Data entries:
|---|

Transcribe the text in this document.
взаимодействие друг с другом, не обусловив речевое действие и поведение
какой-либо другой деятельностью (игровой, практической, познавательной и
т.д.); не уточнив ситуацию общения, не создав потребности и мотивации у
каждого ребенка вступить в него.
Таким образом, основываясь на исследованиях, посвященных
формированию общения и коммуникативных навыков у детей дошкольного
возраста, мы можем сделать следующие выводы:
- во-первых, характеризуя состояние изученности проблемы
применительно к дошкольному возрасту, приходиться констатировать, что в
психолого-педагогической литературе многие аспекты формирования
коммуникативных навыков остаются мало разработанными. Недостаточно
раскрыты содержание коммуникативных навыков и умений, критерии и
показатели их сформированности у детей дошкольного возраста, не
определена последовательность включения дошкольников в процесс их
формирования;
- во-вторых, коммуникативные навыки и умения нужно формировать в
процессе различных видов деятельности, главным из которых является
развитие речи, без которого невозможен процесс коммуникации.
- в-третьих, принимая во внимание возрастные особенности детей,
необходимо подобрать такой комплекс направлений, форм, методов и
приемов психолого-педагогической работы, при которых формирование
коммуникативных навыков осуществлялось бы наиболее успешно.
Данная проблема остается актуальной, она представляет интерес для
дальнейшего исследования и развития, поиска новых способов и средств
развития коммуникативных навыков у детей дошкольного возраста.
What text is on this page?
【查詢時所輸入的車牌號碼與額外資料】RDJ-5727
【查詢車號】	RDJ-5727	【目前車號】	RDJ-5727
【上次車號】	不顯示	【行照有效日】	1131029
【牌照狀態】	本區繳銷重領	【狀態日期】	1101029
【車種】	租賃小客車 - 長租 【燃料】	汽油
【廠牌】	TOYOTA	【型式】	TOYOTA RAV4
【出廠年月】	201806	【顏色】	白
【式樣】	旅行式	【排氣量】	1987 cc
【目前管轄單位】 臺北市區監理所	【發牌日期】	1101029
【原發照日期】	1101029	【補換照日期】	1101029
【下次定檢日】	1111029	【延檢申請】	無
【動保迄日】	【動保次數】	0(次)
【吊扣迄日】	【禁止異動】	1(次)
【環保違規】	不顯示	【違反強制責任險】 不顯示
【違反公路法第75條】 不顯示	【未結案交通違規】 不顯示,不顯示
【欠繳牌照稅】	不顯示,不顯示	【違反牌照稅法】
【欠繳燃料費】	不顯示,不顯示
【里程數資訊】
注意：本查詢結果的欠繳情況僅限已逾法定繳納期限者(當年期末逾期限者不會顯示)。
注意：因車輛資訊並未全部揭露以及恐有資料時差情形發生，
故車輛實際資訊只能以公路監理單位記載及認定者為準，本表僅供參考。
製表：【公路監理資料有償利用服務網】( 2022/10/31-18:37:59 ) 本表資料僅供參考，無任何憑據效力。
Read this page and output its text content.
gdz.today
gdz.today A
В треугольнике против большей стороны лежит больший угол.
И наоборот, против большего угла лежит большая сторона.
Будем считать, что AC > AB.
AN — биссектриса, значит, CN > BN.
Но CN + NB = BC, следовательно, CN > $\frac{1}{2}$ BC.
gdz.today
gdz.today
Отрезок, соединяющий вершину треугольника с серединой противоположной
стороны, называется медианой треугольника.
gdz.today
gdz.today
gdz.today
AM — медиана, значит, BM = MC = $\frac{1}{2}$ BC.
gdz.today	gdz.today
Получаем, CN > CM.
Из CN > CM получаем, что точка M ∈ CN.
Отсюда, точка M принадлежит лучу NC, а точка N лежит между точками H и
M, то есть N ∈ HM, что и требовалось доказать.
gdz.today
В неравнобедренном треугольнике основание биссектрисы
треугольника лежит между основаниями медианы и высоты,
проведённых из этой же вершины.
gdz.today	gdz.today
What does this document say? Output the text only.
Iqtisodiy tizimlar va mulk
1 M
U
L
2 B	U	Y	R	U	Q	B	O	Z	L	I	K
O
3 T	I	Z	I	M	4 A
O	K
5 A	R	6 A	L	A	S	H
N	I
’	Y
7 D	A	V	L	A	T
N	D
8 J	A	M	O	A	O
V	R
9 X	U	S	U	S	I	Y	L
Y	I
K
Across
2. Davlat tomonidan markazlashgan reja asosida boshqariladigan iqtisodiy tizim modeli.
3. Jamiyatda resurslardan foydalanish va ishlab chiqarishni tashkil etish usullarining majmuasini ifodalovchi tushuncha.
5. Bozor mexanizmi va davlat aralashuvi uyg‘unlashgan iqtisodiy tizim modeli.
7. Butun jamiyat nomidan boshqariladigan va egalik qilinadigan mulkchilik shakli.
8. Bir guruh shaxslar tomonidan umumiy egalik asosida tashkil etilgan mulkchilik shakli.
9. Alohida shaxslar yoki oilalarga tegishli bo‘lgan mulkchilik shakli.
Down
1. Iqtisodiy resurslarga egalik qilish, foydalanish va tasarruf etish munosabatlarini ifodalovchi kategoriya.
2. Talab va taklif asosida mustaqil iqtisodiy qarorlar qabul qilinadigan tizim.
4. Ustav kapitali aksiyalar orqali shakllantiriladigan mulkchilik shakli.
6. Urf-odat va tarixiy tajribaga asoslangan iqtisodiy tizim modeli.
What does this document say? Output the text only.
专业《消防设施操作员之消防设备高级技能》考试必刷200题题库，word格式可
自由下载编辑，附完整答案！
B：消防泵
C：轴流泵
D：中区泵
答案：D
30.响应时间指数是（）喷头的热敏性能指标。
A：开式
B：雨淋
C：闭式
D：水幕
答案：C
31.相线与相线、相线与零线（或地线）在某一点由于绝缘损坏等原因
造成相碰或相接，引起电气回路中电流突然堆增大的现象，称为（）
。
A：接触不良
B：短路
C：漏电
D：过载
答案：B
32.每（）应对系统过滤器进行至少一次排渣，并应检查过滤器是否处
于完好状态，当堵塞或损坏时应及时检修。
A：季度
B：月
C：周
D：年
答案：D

|---|

Word for word, restate all of the data shown above.

Transcribe the text in this document.
взаимодействие друг с другом, не обусловив речевое действие и поведение
какой-либо другой деятельностью (игровой, практической, познавательной и
т.д.); не уточнив ситуацию общения, не создав потребности и мотивации у
каждого ребенка вступить в него.
Таким образом, основываясь на исследованиях, посвященных
формированию общения и коммуникативных навыков у детей дошкольного
возраста, мы можем сделать следующие выводы:
- во-первых, характеризуя состояние изученности проблемы
применительно к дошкольному возрасту, приходиться констатировать, что в
психолого-педагогической литературе многие аспекты формирования
коммуникативных навыков остаются мало разработанными. Недостаточно
раскрыты содержание коммуникативных навыков и умений, критерии и
показатели их сформированности у детей дошкольного возраста, не
определена последовательность включения дошкольников в процесс их
формирования;
- во-вторых, коммуникативные навыки и умения нужно формировать в
процессе различных видов деятельности, главным из которых является
развитие речи, без которого невозможен процесс коммуникации.
- в-третьих, принимая во внимание возрастные особенности детей,
необходимо подобрать такой комплекс направлений, форм, методов и
приемов психолого-педагогической работы, при которых формирование
коммуникативных навыков осуществлялось бы наиболее успешно.
Данная проблема остается актуальной, она представляет интерес для
дальнейшего исследования и развития, поиска новых способов и средств
развития коммуникативных навыков у детей дошкольного возраста.
What text is on this page?
【查詢時所輸入的車牌號碼與額外資料】RDJ-5727
【查詢車號】	RDJ-5727	【目前車號】	RDJ-5727
【上次車號】	不顯示	【行照有效日】	1131029
【牌照狀態】	本區繳銷重領	【狀態日期】	1101029
【車種】	租賃小客車 - 長租 【燃料】	汽油
【廠牌】	TOYOTA	【型式】	TOYOTA RAV4
【出廠年月】	201806	【顏色】	白
【式樣】	旅行式	【排氣量】	1987 cc
【目前管轄單位】 臺北市區監理所	【發牌日期】	1101029
【原發照日期】	1101029	【補換照日期】	1101029
【下次定檢日】	1111029	【延檢申請】	無
【動保迄日】	【動保次數】	0(次)
【吊扣迄日】	【禁止異動】	1(次)
【環保違規】	不顯示	【違反強制責任險】 不顯示
【違反公路法第75條】 不顯示	【未結案交通違規】 不顯示,不顯示
【欠繳牌照稅】	不顯示,不顯示	【違反牌照稅法】
【欠繳燃料費】	不顯示,不顯示
【里程數資訊】
注意：本查詢結果的欠繳情況僅限已逾法定繳納期限者(當年期末逾期限者不會顯示)。
注意：因車輛資訊並未全部揭露以及恐有資料時差情形發生，
故車輛實際資訊只能以公路監理單位記載及認定者為準，本表僅供參考。
製表：【公路監理資料有償利用服務網】( 2022/10/31-18:37:59 ) 本表資料僅供參考，無任何憑據效力。
Read this page and output its text content.
gdz.today
gdz.today A
В треугольнике против большей стороны лежит больший угол.
И наоборот, против большего угла лежит большая сторона.
Будем считать, что AC > AB.
AN — биссектриса, значит, CN > BN.
Но CN + NB = BC, следовательно, CN > $\frac{1}{2}$ BC.
gdz.today
gdz.today
Отрезок, соединяющий вершину треугольника с серединой противоположной
стороны, называется медианой треугольника.
gdz.today
gdz.today
gdz.today
AM — медиана, значит, BM = MC = $\frac{1}{2}$ BC.
gdz.today	gdz.today
Получаем, CN > CM.
Из CN > CM получаем, что точка M ∈ CN.
Отсюда, точка M принадлежит лучу NC, а точка N лежит между точками H и
M, то есть N ∈ HM, что и требовалось доказать.
gdz.today
В неравнобедренном треугольнике основание биссектрисы
треугольника лежит между основаниями медианы и высоты,
проведённых из этой же вершины.
gdz.today	gdz.today
What does this document say? Output the text only.
Iqtisodiy tizimlar va mulk
1 M
U
L
2 B	U	Y	R	U	Q	B	O	Z	L	I	K
O
3 T	I	Z	I	M	4 A
O	K
5 A	R	6 A	L	A	S	H
N	I
’	Y
7 D	A	V	L	A	T
N	D
8 J	A	M	O	A	O
V	R
9 X	U	S	U	S	I	Y	L
Y	I
K
Across
2. Davlat tomonidan markazlashgan reja asosida boshqariladigan iqtisodiy tizim modeli.
3. Jamiyatda resurslardan foydalanish va ishlab chiqarishni tashkil etish usullarining majmuasini ifodalovchi tushuncha.
5. Bozor mexanizmi va davlat aralashuvi uyg‘unlashgan iqtisodiy tizim modeli.
7. Butun jamiyat nomidan boshqariladigan va egalik qilinadigan mulkchilik shakli.
8. Bir guruh shaxslar tomonidan umumiy egalik asosida tashkil etilgan mulkchilik shakli.
9. Alohida shaxslar yoki oilalarga tegishli bo‘lgan mulkchilik shakli.
Down
1. Iqtisodiy resurslarga egalik qilish, foydalanish va tasarruf etish munosabatlarini ifodalovchi kategoriya.
2. Talab va taklif asosida mustaqil iqtisodiy qarorlar qabul qilinadigan tizim.
4. Ustav kapitali aksiyalar orqali shakllantiriladigan mulkchilik shakli.
6. Urf-odat va tarixiy tajribaga asoslangan iqtisodiy tizim modeli.
What does this document say? Output the text only.
专业《消防设施操作员之消防设备高级技能》考试必刷200题题库，word格式可
自由下载编辑，附完整答案！
B：消防泵
C：轴流泵
D：中区泵
答案：D
30.响应时间指数是（）喷头的热敏性能指标。
A：开式
B：雨淋
C：闭式
D：水幕
答案：C
31.相线与相线、相线与零线（或地线）在某一点由于绝缘损坏等原因
造成相碰或相接，引起电气回路中电流突然堆增大的现象，称为（）
。
A：接触不良
B：短路
C：漏电
D：过载
答案：B
32.每（）应对系统过滤器进行至少一次排渣，并应检查过滤器是否处
于完好状态，当堵塞或损坏时应及时检修。
A：季度
B：月
C：周
D：年
答案：D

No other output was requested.